Saved data entries
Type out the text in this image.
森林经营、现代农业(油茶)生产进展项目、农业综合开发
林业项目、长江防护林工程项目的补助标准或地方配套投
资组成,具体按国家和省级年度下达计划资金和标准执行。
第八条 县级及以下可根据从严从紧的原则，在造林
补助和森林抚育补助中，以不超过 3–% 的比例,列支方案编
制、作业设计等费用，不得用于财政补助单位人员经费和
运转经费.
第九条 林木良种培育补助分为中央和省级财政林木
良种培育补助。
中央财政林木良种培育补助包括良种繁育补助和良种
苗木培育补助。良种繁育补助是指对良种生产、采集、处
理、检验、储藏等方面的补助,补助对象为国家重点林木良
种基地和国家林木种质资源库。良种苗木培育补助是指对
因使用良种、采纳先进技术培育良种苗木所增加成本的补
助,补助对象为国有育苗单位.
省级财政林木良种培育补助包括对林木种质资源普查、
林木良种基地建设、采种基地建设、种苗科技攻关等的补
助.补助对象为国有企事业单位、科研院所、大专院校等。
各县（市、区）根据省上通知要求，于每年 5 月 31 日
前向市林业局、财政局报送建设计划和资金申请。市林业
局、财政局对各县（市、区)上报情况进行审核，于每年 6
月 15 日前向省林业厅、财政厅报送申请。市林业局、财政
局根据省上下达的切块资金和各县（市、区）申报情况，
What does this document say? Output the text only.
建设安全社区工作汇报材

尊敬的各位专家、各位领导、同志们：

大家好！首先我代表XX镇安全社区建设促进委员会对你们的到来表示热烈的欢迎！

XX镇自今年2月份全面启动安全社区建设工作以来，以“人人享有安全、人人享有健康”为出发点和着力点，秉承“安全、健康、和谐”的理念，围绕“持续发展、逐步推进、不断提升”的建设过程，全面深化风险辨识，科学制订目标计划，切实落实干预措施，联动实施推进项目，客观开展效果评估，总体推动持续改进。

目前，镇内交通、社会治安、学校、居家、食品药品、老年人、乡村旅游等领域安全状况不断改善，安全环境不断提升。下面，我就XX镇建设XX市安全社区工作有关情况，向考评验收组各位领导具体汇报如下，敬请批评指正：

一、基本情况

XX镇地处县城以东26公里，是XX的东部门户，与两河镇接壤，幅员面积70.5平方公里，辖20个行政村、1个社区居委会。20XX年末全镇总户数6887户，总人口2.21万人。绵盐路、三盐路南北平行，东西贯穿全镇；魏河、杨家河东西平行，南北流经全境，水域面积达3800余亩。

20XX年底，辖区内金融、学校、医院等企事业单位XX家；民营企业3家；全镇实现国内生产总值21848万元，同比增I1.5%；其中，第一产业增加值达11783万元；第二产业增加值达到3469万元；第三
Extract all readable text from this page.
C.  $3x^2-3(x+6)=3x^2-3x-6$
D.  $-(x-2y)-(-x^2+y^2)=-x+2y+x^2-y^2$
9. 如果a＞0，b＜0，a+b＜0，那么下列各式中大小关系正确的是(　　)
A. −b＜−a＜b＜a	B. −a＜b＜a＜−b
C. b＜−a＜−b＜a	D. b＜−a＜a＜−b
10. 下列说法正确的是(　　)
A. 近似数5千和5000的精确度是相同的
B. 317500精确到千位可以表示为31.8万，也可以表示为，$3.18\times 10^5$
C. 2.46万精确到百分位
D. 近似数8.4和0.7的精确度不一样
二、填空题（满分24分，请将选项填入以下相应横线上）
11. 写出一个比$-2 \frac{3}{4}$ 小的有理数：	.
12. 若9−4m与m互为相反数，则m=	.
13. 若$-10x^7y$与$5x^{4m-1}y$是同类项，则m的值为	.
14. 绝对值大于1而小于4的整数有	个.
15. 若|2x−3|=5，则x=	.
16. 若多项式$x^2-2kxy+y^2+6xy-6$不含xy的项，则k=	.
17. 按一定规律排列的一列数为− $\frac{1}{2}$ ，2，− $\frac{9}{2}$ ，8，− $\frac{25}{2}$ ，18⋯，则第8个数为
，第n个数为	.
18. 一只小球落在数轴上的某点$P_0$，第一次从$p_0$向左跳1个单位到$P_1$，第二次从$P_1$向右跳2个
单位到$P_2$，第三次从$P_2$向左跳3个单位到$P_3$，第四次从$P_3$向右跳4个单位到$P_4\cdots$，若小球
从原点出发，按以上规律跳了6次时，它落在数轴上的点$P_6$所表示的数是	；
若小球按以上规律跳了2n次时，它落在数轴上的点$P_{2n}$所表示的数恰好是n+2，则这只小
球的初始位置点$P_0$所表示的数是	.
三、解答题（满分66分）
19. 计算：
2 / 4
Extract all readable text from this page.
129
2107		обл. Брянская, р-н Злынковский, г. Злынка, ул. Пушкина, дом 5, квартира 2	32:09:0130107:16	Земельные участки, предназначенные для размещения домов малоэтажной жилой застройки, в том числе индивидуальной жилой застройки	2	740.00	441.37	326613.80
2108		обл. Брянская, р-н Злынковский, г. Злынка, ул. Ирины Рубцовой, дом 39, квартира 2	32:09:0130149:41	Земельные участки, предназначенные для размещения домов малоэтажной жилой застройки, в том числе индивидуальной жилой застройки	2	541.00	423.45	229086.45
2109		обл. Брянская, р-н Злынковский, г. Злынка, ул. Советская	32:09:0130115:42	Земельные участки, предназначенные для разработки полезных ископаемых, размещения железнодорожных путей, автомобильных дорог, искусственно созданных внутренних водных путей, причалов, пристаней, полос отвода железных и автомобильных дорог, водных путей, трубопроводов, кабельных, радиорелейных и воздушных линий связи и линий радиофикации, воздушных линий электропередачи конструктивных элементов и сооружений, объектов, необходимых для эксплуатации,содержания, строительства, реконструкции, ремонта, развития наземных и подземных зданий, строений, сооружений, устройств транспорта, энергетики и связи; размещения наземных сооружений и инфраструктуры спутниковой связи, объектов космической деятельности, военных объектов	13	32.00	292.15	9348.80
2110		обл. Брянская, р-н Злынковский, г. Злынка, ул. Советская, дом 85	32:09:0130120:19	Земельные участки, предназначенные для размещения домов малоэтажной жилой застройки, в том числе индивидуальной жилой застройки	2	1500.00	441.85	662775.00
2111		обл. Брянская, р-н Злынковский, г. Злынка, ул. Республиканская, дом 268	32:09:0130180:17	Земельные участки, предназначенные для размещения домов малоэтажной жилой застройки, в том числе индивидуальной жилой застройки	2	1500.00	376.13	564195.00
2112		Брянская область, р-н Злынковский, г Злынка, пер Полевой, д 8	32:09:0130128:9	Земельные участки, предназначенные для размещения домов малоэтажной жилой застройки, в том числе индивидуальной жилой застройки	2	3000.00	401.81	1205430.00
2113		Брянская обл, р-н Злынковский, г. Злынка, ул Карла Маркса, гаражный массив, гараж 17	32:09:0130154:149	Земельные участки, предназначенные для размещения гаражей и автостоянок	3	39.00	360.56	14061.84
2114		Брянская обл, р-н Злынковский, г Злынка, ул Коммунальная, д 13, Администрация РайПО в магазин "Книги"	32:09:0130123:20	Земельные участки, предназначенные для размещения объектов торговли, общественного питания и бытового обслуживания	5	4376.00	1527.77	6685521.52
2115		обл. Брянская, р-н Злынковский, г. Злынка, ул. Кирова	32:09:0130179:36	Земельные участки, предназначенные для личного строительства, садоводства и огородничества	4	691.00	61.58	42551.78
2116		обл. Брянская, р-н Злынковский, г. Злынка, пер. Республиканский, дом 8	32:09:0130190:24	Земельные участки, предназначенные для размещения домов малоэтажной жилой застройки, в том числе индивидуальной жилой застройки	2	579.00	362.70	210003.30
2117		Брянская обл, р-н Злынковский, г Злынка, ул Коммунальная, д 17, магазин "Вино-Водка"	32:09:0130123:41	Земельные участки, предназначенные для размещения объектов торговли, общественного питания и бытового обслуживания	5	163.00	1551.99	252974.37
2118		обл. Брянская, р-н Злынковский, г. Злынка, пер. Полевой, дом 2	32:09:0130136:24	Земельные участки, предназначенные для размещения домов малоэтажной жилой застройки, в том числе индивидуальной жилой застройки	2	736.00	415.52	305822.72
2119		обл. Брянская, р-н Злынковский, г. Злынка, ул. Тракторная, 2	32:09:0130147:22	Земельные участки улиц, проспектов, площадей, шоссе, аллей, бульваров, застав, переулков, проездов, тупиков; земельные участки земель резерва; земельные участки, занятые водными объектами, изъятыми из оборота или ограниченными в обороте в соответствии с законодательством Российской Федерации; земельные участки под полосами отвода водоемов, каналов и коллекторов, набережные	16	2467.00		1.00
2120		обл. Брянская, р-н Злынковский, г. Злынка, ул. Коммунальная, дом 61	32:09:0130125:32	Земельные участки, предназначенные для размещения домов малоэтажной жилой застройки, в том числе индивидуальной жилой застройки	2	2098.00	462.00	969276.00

| Task details |
Search the data above for the word "text", then gather each line in which it appears.

| The answer |
Type out the text in this image.
What does this document say? Output the text only.
Extract all readable text from this page.
Extract all readable text from this page.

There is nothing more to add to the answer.